▸ **Given problem**:
Output an exact reproduction of the data.

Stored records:

- - - - - - -

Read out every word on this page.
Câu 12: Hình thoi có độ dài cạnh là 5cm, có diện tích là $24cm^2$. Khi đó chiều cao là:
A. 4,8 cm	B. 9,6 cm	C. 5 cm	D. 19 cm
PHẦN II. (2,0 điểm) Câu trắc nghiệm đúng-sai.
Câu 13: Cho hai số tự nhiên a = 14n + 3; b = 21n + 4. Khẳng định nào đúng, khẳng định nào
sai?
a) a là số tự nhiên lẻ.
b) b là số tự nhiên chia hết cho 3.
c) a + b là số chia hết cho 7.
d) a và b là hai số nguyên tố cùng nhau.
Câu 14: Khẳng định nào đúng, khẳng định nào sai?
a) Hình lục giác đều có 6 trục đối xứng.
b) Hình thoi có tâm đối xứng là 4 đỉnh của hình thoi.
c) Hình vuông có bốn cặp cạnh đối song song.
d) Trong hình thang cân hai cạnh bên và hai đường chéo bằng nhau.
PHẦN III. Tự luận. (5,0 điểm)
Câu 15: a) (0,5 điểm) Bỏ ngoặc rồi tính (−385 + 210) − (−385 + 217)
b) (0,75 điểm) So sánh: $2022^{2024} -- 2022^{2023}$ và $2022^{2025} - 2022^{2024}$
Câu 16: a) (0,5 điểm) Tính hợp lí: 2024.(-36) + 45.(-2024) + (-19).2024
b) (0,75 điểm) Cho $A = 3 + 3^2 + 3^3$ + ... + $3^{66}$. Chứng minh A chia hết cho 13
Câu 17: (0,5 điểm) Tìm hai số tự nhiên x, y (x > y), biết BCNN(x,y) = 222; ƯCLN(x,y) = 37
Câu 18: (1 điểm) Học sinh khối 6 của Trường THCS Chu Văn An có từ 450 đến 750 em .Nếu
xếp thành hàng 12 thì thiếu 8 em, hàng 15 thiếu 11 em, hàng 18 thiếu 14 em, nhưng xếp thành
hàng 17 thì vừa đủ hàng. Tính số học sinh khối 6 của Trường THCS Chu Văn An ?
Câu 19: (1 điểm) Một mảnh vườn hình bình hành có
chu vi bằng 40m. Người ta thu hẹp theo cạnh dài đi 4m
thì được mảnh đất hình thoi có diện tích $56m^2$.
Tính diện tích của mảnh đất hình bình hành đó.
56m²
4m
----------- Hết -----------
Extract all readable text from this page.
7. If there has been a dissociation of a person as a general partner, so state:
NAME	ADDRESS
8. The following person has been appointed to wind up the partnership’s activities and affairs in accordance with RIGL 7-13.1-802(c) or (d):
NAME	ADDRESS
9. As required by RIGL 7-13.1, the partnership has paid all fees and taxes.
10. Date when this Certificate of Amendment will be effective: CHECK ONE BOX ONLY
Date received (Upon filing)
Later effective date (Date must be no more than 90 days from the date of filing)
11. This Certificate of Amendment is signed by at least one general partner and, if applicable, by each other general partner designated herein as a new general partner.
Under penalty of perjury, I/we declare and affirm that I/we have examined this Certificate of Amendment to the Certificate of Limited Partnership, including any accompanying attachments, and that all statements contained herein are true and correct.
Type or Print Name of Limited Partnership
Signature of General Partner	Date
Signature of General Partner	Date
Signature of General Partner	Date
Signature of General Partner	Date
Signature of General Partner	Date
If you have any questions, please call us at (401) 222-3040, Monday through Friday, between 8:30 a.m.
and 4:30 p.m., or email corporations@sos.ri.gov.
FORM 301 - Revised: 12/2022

- - - - - - -

▸ **The answer**:
Read out every word on this page.
Câu 12: Hình thoi có độ dài cạnh là 5cm, có diện tích là $24cm^2$. Khi đó chiều cao là:
A. 4,8 cm	B. 9,6 cm	C. 5 cm	D. 19 cm
PHẦN II. (2,0 điểm) Câu trắc nghiệm đúng-sai.
Câu 13: Cho hai số tự nhiên a = 14n + 3; b = 21n + 4. Khẳng định nào đúng, khẳng định nào
sai?
a) a là số tự nhiên lẻ.
b) b là số tự nhiên chia hết cho 3.
c) a + b là số chia hết cho 7.
d) a và b là hai số nguyên tố cùng nhau.
Câu 14: Khẳng định nào đúng, khẳng định nào sai?
a) Hình lục giác đều có 6 trục đối xứng.
b) Hình thoi có tâm đối xứng là 4 đỉnh của hình thoi.
c) Hình vuông có bốn cặp cạnh đối song song.
d) Trong hình thang cân hai cạnh bên và hai đường chéo bằng nhau.
PHẦN III. Tự luận. (5,0 điểm)
Câu 15: a) (0,5 điểm) Bỏ ngoặc rồi tính (−385 + 210) − (−385 + 217)
b) (0,75 điểm) So sánh: $2022^{2024} -- 2022^{2023}$ và $2022^{2025} - 2022^{2024}$
Câu 16: a) (0,5 điểm) Tính hợp lí: 2024.(-36) + 45.(-2024) + (-19).2024
b) (0,75 điểm) Cho $A = 3 + 3^2 + 3^3$ + ... + $3^{66}$. Chứng minh A chia hết cho 13
Câu 17: (0,5 điểm) Tìm hai số tự nhiên x, y (x > y), biết BCNN(x,y) = 222; ƯCLN(x,y) = 37
Câu 18: (1 điểm) Học sinh khối 6 của Trường THCS Chu Văn An có từ 450 đến 750 em .Nếu
xếp thành hàng 12 thì thiếu 8 em, hàng 15 thiếu 11 em, hàng 18 thiếu 14 em, nhưng xếp thành
hàng 17 thì vừa đủ hàng. Tính số học sinh khối 6 của Trường THCS Chu Văn An ?
Câu 19: (1 điểm) Một mảnh vườn hình bình hành có
chu vi bằng 40m. Người ta thu hẹp theo cạnh dài đi 4m
thì được mảnh đất hình thoi có diện tích $56m^2$.
Tính diện tích của mảnh đất hình bình hành đó.
56m²
4m
----------- Hết -----------
Extract all readable text from this page.
7. If there has been a dissociation of a person as a general partner, so state:
NAME	ADDRESS
8. The following person has been appointed to wind up the partnership’s activities and affairs in accordance with RIGL 7-13.1-802(c) or (d):
NAME	ADDRESS
9. As required by RIGL 7-13.1, the partnership has paid all fees and taxes.
10. Date when this Certificate of Amendment will be effective: CHECK ONE BOX ONLY
Date received (Upon filing)
Later effective date (Date must be no more than 90 days from the date of filing)
11. This Certificate of Amendment is signed by at least one general partner and, if applicable, by each other general partner designated herein as a new general partner.
Under penalty of perjury, I/we declare and affirm that I/we have examined this Certificate of Amendment to the Certificate of Limited Partnership, including any accompanying attachments, and that all statements contained herein are true and correct.
Type or Print Name of Limited Partnership
Signature of General Partner	Date
Signature of General Partner	Date
Signature of General Partner	Date
Signature of General Partner	Date
Signature of General Partner	Date
If you have any questions, please call us at (401) 222-3040, Monday through Friday, between 8:30 a.m.
and 4:30 p.m., or email corporations@sos.ri.gov.
FORM 301 - Revised: 12/2022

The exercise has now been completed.